Return all lines with the word "content" in them.

DATA IN THIS EXERCISE:
* Start *

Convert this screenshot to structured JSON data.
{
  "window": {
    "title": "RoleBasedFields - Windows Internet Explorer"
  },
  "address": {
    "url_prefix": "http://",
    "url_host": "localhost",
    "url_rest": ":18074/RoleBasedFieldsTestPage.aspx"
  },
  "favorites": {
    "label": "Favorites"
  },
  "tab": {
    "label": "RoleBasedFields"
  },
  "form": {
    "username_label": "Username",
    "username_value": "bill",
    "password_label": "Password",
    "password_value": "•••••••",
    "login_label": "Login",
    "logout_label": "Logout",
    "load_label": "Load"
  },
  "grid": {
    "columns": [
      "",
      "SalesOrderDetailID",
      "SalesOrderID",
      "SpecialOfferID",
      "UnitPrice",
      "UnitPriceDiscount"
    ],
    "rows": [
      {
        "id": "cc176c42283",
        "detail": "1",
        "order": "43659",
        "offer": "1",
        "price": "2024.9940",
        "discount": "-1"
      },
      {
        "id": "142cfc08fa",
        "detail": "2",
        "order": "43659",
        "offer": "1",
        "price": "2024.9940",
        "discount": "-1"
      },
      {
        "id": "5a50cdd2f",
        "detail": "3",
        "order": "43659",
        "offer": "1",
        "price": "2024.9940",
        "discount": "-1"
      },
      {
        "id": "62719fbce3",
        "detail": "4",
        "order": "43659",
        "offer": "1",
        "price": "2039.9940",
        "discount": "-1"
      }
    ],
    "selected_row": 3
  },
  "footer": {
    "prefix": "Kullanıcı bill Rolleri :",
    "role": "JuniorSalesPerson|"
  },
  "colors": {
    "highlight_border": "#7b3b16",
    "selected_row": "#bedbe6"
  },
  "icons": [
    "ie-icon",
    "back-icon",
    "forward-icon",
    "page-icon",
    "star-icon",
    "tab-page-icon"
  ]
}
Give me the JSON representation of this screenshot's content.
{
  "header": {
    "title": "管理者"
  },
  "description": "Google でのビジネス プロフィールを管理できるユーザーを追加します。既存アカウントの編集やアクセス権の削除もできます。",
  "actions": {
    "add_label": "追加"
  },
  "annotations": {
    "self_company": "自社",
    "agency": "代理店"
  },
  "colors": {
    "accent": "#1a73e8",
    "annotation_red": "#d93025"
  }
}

* End *
* Start *

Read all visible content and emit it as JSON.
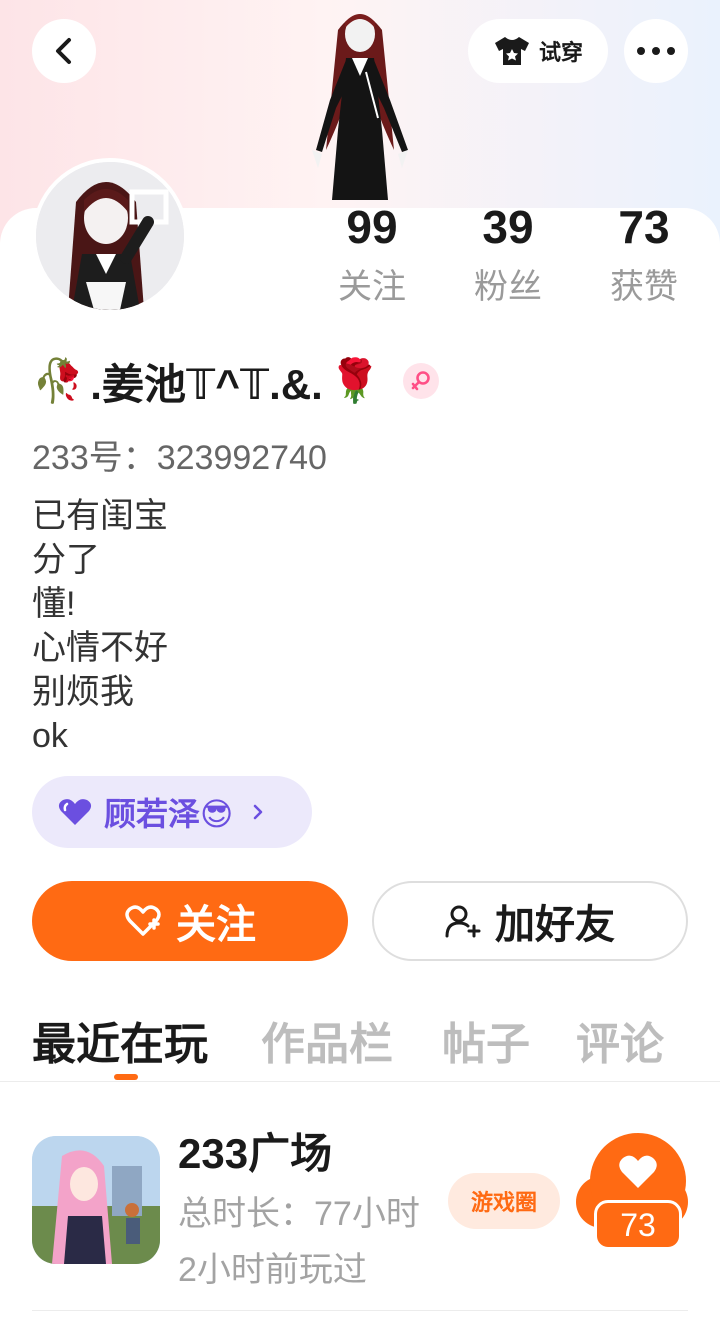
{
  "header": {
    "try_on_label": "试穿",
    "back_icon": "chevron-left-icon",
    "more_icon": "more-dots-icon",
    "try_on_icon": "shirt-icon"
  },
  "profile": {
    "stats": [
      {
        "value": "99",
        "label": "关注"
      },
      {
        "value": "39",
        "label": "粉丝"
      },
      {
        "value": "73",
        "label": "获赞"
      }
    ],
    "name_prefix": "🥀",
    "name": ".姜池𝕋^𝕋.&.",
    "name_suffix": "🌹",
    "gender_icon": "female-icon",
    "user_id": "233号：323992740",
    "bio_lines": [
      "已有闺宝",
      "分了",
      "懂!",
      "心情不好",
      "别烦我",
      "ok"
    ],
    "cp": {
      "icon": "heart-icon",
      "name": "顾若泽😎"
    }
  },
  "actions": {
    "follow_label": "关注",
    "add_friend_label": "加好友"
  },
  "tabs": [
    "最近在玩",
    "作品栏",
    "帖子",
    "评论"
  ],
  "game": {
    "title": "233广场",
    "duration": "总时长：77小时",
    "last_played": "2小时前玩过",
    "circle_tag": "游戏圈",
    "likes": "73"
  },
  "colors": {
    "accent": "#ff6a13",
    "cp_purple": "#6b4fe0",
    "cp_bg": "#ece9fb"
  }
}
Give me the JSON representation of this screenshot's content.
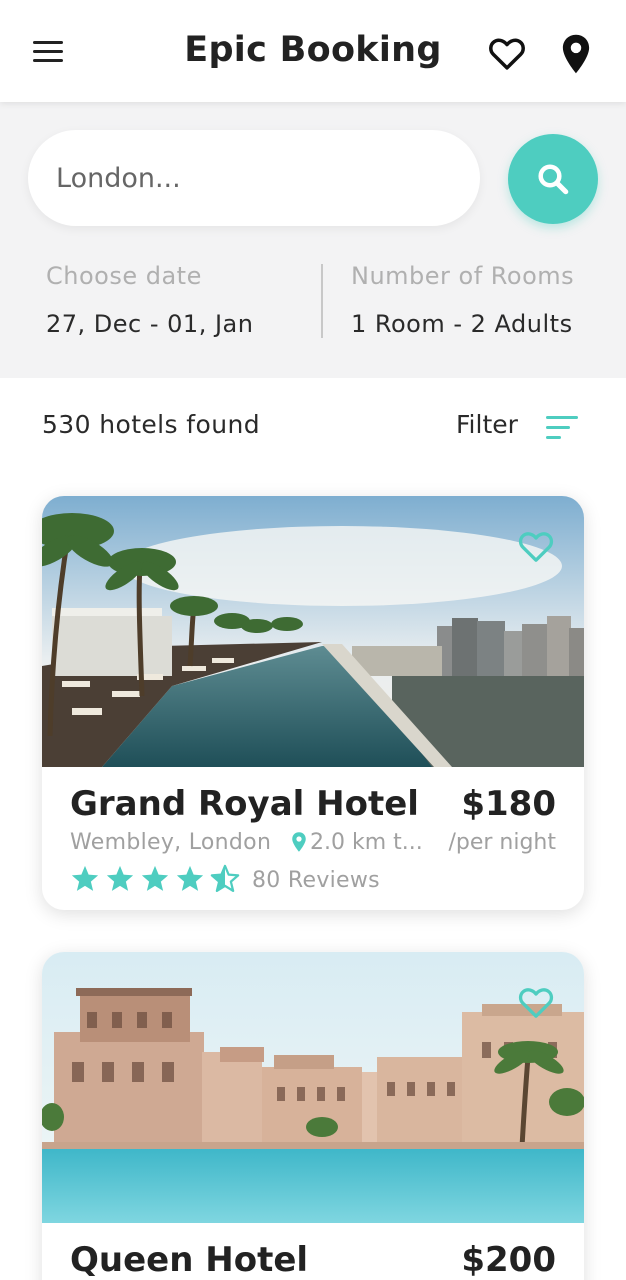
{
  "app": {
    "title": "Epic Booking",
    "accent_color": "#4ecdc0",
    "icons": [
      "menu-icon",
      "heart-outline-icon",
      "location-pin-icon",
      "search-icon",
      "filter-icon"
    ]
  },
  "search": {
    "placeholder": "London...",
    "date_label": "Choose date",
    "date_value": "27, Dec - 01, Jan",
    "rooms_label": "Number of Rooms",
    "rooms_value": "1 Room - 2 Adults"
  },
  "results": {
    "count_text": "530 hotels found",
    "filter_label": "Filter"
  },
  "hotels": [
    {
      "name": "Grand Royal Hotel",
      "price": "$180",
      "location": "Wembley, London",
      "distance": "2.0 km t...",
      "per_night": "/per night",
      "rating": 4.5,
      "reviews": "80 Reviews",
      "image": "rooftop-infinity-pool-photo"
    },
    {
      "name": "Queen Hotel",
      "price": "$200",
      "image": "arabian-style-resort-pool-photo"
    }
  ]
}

* End *
* Start *

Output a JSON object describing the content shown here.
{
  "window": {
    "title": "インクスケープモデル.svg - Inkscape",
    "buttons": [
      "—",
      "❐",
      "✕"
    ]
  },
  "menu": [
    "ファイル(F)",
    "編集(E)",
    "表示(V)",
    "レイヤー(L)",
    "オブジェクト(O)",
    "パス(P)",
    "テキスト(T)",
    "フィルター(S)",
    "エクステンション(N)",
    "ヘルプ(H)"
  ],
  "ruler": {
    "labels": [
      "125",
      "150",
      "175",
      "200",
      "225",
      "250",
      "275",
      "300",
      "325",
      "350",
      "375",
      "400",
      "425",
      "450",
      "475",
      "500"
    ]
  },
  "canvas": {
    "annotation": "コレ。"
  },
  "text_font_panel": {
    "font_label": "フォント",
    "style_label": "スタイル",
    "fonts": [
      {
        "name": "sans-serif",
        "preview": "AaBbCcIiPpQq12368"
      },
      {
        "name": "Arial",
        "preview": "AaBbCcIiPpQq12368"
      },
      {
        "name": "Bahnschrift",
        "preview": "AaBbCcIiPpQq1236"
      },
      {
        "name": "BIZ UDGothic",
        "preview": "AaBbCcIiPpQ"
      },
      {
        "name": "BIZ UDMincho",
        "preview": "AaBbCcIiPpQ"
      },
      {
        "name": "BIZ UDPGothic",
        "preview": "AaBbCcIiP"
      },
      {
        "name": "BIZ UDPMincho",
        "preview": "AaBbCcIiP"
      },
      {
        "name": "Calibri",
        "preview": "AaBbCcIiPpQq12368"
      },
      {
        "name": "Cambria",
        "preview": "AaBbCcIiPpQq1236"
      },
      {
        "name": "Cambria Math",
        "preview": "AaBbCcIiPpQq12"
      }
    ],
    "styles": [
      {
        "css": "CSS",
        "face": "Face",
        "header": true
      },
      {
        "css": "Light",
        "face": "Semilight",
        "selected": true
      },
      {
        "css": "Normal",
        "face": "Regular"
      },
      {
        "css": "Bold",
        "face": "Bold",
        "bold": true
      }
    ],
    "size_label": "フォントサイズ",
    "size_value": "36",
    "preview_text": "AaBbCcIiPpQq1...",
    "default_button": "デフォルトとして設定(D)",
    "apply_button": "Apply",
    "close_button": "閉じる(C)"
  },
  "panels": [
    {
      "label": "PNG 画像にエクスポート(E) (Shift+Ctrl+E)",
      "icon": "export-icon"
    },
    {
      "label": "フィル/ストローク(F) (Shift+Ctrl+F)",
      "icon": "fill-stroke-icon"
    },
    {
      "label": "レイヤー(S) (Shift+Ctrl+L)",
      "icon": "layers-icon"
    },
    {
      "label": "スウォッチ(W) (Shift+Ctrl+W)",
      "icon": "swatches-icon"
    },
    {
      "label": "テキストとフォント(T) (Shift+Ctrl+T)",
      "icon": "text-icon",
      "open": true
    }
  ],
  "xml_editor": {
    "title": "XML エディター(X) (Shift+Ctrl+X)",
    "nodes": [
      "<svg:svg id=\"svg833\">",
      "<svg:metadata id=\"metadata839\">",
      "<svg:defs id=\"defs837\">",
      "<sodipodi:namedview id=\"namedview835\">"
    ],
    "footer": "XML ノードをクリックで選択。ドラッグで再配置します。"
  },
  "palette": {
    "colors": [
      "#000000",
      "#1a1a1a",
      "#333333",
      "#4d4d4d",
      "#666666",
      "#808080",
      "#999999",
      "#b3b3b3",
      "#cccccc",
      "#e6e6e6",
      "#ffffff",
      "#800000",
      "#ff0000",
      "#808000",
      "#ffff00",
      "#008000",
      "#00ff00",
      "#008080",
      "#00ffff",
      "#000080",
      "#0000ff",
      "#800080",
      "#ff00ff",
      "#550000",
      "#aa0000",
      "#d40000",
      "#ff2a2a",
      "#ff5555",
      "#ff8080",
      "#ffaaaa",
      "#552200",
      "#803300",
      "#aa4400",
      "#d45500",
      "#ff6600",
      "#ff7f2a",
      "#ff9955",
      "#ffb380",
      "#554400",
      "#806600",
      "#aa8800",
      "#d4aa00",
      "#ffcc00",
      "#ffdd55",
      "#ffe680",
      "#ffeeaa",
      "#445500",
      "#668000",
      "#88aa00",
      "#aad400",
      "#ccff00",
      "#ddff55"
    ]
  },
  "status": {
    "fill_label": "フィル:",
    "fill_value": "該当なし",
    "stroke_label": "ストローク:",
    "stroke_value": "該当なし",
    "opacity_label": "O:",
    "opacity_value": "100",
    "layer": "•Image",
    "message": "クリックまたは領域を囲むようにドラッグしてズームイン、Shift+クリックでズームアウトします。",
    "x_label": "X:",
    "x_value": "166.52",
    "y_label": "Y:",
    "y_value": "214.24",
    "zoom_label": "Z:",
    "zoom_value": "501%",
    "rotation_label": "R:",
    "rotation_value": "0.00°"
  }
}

* End *

TASK SOLUTION:
Give me the JSON representation of this screenshot's content.
Read all visible content and emit it as JSON.
Give me the JSON representation of this screenshot's content.
Output a JSON object describing the content shown here.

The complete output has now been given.